Written exercise
Exclude images, then output the remaining data verbatim.

Data supplied

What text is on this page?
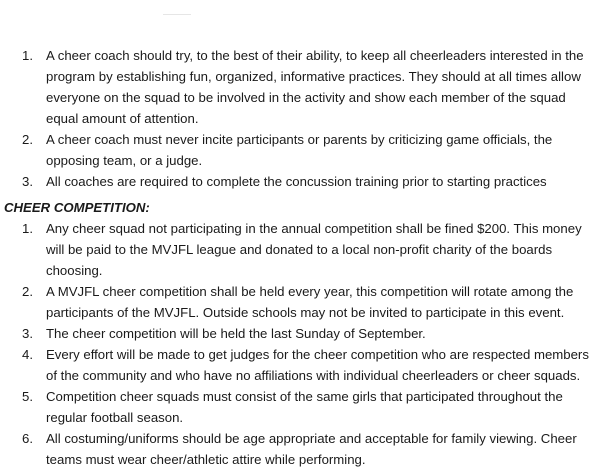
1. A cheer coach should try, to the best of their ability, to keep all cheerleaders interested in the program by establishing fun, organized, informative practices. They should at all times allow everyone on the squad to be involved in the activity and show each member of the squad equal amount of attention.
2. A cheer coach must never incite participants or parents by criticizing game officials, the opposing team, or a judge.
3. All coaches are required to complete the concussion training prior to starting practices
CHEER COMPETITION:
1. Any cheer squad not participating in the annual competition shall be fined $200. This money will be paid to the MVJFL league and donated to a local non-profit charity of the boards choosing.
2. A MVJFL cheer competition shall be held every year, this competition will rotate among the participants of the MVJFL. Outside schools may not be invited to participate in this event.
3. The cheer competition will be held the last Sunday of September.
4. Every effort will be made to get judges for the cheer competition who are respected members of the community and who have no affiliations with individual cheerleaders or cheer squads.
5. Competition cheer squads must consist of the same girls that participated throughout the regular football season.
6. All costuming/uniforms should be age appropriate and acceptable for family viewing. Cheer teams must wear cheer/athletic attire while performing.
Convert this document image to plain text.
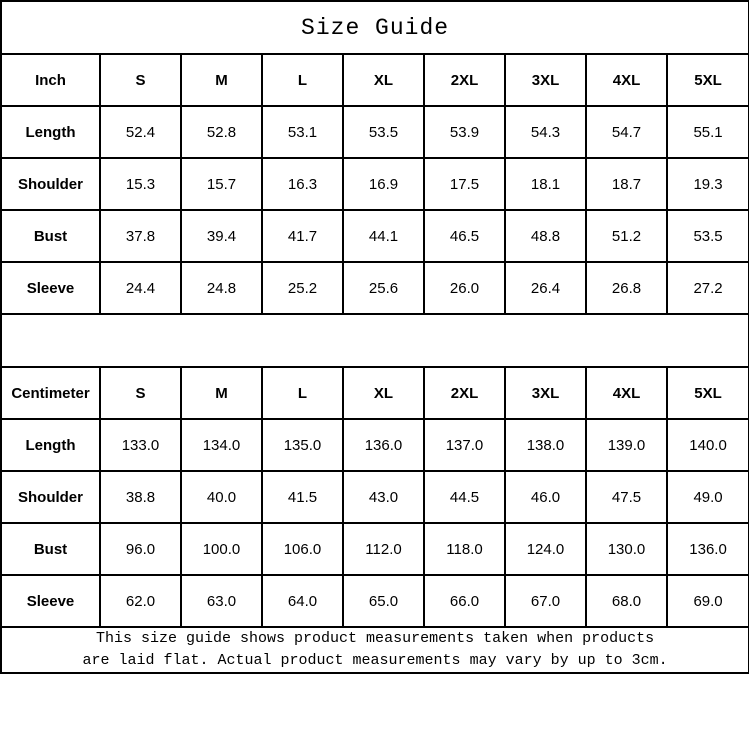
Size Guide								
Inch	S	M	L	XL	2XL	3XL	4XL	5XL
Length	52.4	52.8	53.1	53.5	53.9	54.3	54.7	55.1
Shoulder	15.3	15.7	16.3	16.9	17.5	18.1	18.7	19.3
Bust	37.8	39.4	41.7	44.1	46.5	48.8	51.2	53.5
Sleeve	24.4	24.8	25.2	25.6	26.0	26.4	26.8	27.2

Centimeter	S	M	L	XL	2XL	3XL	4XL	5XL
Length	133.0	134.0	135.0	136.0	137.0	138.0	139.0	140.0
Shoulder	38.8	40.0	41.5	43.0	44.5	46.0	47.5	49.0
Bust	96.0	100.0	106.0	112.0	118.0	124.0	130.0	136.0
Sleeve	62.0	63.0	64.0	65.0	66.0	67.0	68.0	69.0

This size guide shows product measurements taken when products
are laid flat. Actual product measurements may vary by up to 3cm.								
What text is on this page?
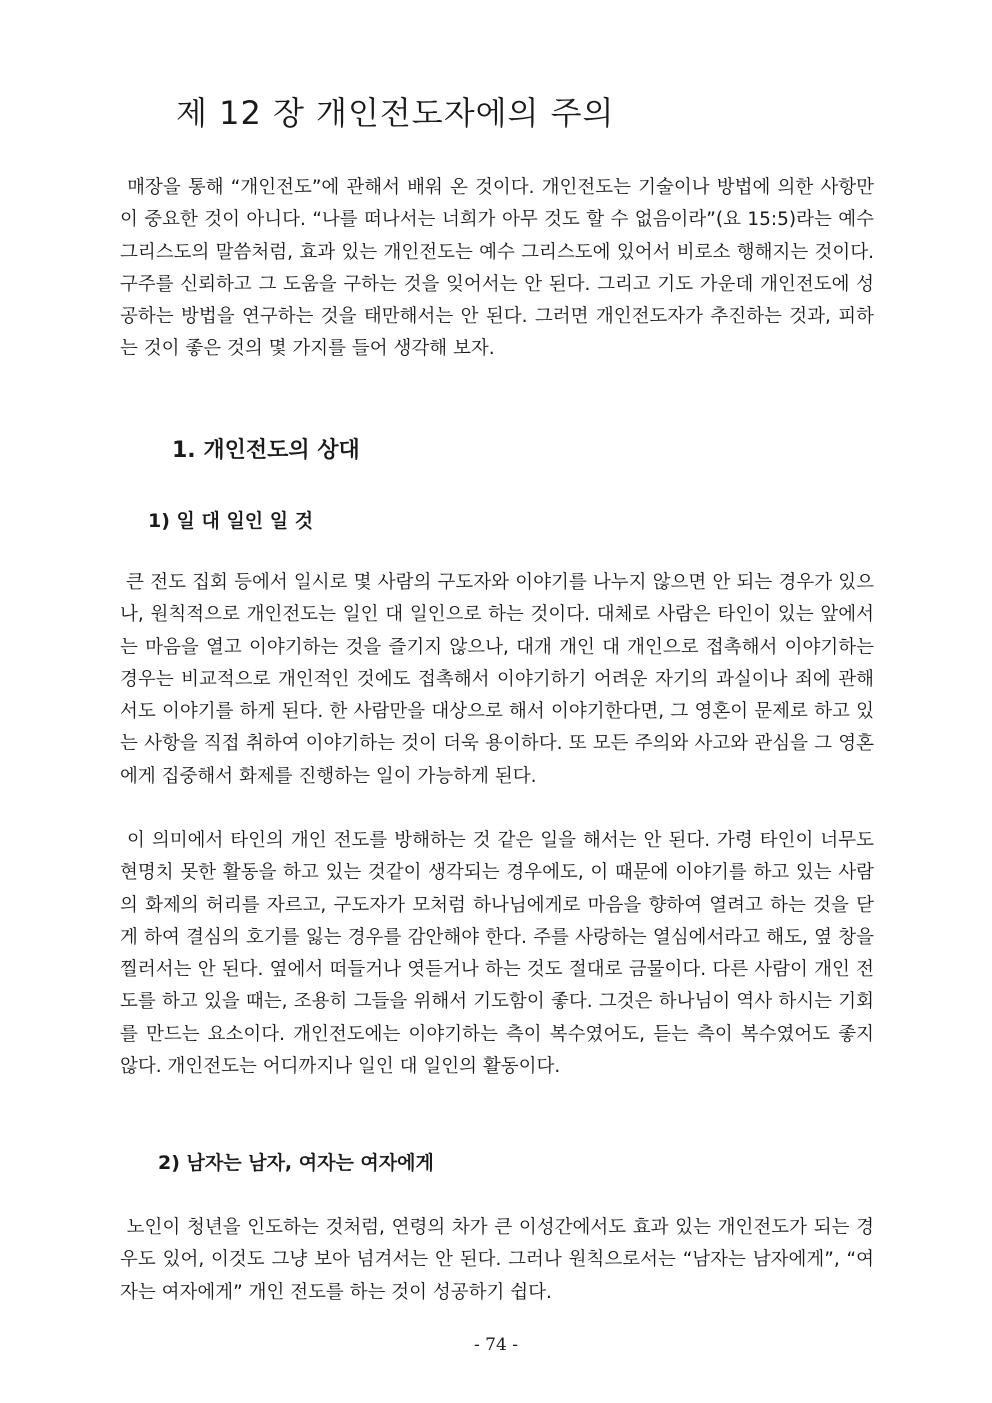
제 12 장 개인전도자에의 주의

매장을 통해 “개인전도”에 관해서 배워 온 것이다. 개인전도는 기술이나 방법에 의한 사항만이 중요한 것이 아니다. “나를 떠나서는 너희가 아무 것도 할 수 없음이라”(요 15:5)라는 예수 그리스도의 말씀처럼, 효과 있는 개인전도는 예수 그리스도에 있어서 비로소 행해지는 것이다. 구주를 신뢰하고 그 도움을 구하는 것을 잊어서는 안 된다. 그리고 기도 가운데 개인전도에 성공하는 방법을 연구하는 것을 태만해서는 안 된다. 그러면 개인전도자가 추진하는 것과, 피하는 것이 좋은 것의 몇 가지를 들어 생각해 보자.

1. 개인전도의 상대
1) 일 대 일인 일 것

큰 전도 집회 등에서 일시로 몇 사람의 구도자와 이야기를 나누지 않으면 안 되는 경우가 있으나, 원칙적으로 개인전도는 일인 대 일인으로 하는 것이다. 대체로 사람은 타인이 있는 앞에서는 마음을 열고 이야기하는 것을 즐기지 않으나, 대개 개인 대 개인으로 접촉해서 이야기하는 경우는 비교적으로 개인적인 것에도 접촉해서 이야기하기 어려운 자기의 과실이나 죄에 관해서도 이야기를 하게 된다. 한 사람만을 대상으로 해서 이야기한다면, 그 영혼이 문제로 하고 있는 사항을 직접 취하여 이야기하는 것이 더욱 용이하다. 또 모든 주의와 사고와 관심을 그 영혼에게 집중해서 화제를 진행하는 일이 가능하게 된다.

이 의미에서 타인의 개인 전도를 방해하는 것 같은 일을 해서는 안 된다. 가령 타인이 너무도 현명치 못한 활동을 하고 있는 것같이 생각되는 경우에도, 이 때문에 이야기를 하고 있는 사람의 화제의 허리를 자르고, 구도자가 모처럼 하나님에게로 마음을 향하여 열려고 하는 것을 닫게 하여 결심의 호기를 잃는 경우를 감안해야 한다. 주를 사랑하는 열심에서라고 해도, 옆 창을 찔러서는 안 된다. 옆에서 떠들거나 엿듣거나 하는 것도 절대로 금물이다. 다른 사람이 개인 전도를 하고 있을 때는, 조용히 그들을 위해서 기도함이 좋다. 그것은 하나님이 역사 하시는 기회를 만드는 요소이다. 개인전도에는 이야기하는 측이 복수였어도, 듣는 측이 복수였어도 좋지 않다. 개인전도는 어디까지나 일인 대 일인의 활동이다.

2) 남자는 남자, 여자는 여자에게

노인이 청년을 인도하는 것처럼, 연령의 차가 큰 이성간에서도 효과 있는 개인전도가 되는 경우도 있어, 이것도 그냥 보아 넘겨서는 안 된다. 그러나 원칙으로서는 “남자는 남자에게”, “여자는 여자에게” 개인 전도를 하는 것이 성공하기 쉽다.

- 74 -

Output for this exercise
What text is on this page?
1. A cheer coach should try, to the best of their ability, to keep all cheerleaders interested in the program by establishing fun, organized, informative practices. They should at all times allow everyone on the squad to be involved in the activity and show each member of the squad equal amount of attention.
2. A cheer coach must never incite participants or parents by criticizing game officials, the opposing team, or a judge.
3. All coaches are required to complete the concussion training prior to starting practices
CHEER COMPETITION:
1. Any cheer squad not participating in the annual competition shall be fined $200. This money will be paid to the MVJFL league and donated to a local non-profit charity of the boards choosing.
2. A MVJFL cheer competition shall be held every year, this competition will rotate among the participants of the MVJFL. Outside schools may not be invited to participate in this event.
3. The cheer competition will be held the last Sunday of September.
4. Every effort will be made to get judges for the cheer competition who are respected members of the community and who have no affiliations with individual cheerleaders or cheer squads.
5. Competition cheer squads must consist of the same girls that participated throughout the regular football season.
6. All costuming/uniforms should be age appropriate and acceptable for family viewing. Cheer teams must wear cheer/athletic attire while performing.
Convert this document image to plain text.
Size Guide								
Inch	S	M	L	XL	2XL	3XL	4XL	5XL
Length	52.4	52.8	53.1	53.5	53.9	54.3	54.7	55.1
Shoulder	15.3	15.7	16.3	16.9	17.5	18.1	18.7	19.3
Bust	37.8	39.4	41.7	44.1	46.5	48.8	51.2	53.5
Sleeve	24.4	24.8	25.2	25.6	26.0	26.4	26.8	27.2

Centimeter	S	M	L	XL	2XL	3XL	4XL	5XL
Length	133.0	134.0	135.0	136.0	137.0	138.0	139.0	140.0
Shoulder	38.8	40.0	41.5	43.0	44.5	46.0	47.5	49.0
Bust	96.0	100.0	106.0	112.0	118.0	124.0	130.0	136.0
Sleeve	62.0	63.0	64.0	65.0	66.0	67.0	68.0	69.0

This size guide shows product measurements taken when products
are laid flat. Actual product measurements may vary by up to 3cm.								
What text is on this page?
제 12 장 개인전도자에의 주의

매장을 통해 “개인전도”에 관해서 배워 온 것이다. 개인전도는 기술이나 방법에 의한 사항만이 중요한 것이 아니다. “나를 떠나서는 너희가 아무 것도 할 수 없음이라”(요 15:5)라는 예수 그리스도의 말씀처럼, 효과 있는 개인전도는 예수 그리스도에 있어서 비로소 행해지는 것이다. 구주를 신뢰하고 그 도움을 구하는 것을 잊어서는 안 된다. 그리고 기도 가운데 개인전도에 성공하는 방법을 연구하는 것을 태만해서는 안 된다. 그러면 개인전도자가 추진하는 것과, 피하는 것이 좋은 것의 몇 가지를 들어 생각해 보자.

1. 개인전도의 상대
1) 일 대 일인 일 것

큰 전도 집회 등에서 일시로 몇 사람의 구도자와 이야기를 나누지 않으면 안 되는 경우가 있으나, 원칙적으로 개인전도는 일인 대 일인으로 하는 것이다. 대체로 사람은 타인이 있는 앞에서는 마음을 열고 이야기하는 것을 즐기지 않으나, 대개 개인 대 개인으로 접촉해서 이야기하는 경우는 비교적으로 개인적인 것에도 접촉해서 이야기하기 어려운 자기의 과실이나 죄에 관해서도 이야기를 하게 된다. 한 사람만을 대상으로 해서 이야기한다면, 그 영혼이 문제로 하고 있는 사항을 직접 취하여 이야기하는 것이 더욱 용이하다. 또 모든 주의와 사고와 관심을 그 영혼에게 집중해서 화제를 진행하는 일이 가능하게 된다.

이 의미에서 타인의 개인 전도를 방해하는 것 같은 일을 해서는 안 된다. 가령 타인이 너무도 현명치 못한 활동을 하고 있는 것같이 생각되는 경우에도, 이 때문에 이야기를 하고 있는 사람의 화제의 허리를 자르고, 구도자가 모처럼 하나님에게로 마음을 향하여 열려고 하는 것을 닫게 하여 결심의 호기를 잃는 경우를 감안해야 한다. 주를 사랑하는 열심에서라고 해도, 옆 창을 찔러서는 안 된다. 옆에서 떠들거나 엿듣거나 하는 것도 절대로 금물이다. 다른 사람이 개인 전도를 하고 있을 때는, 조용히 그들을 위해서 기도함이 좋다. 그것은 하나님이 역사 하시는 기회를 만드는 요소이다. 개인전도에는 이야기하는 측이 복수였어도, 듣는 측이 복수였어도 좋지 않다. 개인전도는 어디까지나 일인 대 일인의 활동이다.

2) 남자는 남자, 여자는 여자에게

노인이 청년을 인도하는 것처럼, 연령의 차가 큰 이성간에서도 효과 있는 개인전도가 되는 경우도 있어, 이것도 그냥 보아 넘겨서는 안 된다. 그러나 원칙으로서는 “남자는 남자에게”, “여자는 여자에게” 개인 전도를 하는 것이 성공하기 쉽다.

- 74 -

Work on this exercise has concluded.